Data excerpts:
— start —

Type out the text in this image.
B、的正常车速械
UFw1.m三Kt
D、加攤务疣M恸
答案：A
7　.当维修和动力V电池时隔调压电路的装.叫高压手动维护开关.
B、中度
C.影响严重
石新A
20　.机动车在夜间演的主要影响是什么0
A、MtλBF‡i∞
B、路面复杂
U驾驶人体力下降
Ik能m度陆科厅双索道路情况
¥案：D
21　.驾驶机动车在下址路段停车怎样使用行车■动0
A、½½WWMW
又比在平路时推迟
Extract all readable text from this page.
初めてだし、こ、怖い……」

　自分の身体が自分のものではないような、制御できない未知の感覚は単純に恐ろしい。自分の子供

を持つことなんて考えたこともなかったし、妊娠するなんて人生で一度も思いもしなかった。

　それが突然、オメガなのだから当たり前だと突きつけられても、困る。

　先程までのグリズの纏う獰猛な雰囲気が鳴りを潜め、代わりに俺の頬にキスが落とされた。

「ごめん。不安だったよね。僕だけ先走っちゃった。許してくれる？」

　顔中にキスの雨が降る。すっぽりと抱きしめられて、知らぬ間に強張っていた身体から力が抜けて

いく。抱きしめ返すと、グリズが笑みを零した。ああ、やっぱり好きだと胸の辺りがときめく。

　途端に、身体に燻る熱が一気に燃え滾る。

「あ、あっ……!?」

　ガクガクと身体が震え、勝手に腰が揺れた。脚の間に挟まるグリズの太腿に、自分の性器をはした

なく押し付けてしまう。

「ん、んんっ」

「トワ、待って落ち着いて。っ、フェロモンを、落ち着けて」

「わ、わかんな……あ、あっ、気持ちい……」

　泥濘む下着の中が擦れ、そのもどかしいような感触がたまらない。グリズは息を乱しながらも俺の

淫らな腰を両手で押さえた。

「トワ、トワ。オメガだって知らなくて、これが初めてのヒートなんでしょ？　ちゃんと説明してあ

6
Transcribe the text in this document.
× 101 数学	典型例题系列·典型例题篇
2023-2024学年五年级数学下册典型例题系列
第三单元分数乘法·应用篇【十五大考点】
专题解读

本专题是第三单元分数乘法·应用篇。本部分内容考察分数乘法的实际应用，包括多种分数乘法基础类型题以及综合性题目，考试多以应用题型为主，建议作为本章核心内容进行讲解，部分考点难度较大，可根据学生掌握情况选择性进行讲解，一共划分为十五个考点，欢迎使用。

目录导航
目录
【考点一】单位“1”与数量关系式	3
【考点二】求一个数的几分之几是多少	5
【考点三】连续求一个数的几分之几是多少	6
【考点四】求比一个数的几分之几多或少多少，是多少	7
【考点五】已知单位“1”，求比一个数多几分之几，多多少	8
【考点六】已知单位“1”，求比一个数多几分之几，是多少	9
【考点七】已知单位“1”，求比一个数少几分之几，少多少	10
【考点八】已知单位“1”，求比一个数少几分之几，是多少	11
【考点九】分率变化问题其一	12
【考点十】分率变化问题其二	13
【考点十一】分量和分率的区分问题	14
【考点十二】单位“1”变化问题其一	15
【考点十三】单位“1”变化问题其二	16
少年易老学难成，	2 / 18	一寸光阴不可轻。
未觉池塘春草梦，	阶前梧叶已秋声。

— end —

Your instructions
Set all of the records down again, exactly as they stand.

Correct response
Type out the text in this image.
B、的正常车速械
UFw1.m三Kt
D、加攤务疣M恸
答案：A
7　.当维修和动力V电池时隔调压电路的装.叫高压手动维护开关.
B、中度
C.影响严重
石新A
20　.机动车在夜间演的主要影响是什么0
A、MtλBF‡i∞
B、路面复杂
U驾驶人体力下降
Ik能m度陆科厅双索道路情况
¥案：D
21　.驾驶机动车在下址路段停车怎样使用行车■动0
A、½½WWMW
又比在平路时推迟
Extract all readable text from this page.
初めてだし、こ、怖い……」

　自分の身体が自分のものではないような、制御できない未知の感覚は単純に恐ろしい。自分の子供

を持つことなんて考えたこともなかったし、妊娠するなんて人生で一度も思いもしなかった。

　それが突然、オメガなのだから当たり前だと突きつけられても、困る。

　先程までのグリズの纏う獰猛な雰囲気が鳴りを潜め、代わりに俺の頬にキスが落とされた。

「ごめん。不安だったよね。僕だけ先走っちゃった。許してくれる？」

　顔中にキスの雨が降る。すっぽりと抱きしめられて、知らぬ間に強張っていた身体から力が抜けて

いく。抱きしめ返すと、グリズが笑みを零した。ああ、やっぱり好きだと胸の辺りがときめく。

　途端に、身体に燻る熱が一気に燃え滾る。

「あ、あっ……!?」

　ガクガクと身体が震え、勝手に腰が揺れた。脚の間に挟まるグリズの太腿に、自分の性器をはした

なく押し付けてしまう。

「ん、んんっ」

「トワ、待って落ち着いて。っ、フェロモンを、落ち着けて」

「わ、わかんな……あ、あっ、気持ちい……」

　泥濘む下着の中が擦れ、そのもどかしいような感触がたまらない。グリズは息を乱しながらも俺の

淫らな腰を両手で押さえた。

「トワ、トワ。オメガだって知らなくて、これが初めてのヒートなんでしょ？　ちゃんと説明してあ

6
Transcribe the text in this document.
× 101 数学	典型例题系列·典型例题篇
2023-2024学年五年级数学下册典型例题系列
第三单元分数乘法·应用篇【十五大考点】
专题解读

本专题是第三单元分数乘法·应用篇。本部分内容考察分数乘法的实际应用，包括多种分数乘法基础类型题以及综合性题目，考试多以应用题型为主，建议作为本章核心内容进行讲解，部分考点难度较大，可根据学生掌握情况选择性进行讲解，一共划分为十五个考点，欢迎使用。

目录导航
目录
【考点一】单位“1”与数量关系式	3
【考点二】求一个数的几分之几是多少	5
【考点三】连续求一个数的几分之几是多少	6
【考点四】求比一个数的几分之几多或少多少，是多少	7
【考点五】已知单位“1”，求比一个数多几分之几，多多少	8
【考点六】已知单位“1”，求比一个数多几分之几，是多少	9
【考点七】已知单位“1”，求比一个数少几分之几，少多少	10
【考点八】已知单位“1”，求比一个数少几分之几，是多少	11
【考点九】分率变化问题其一	12
【考点十】分率变化问题其二	13
【考点十一】分量和分率的区分问题	14
【考点十二】单位“1”变化问题其一	15
【考点十三】单位“1”变化问题其二	16
少年易老学难成，	2 / 18	一寸光阴不可轻。
未觉池塘春草梦，	阶前梧叶已秋声。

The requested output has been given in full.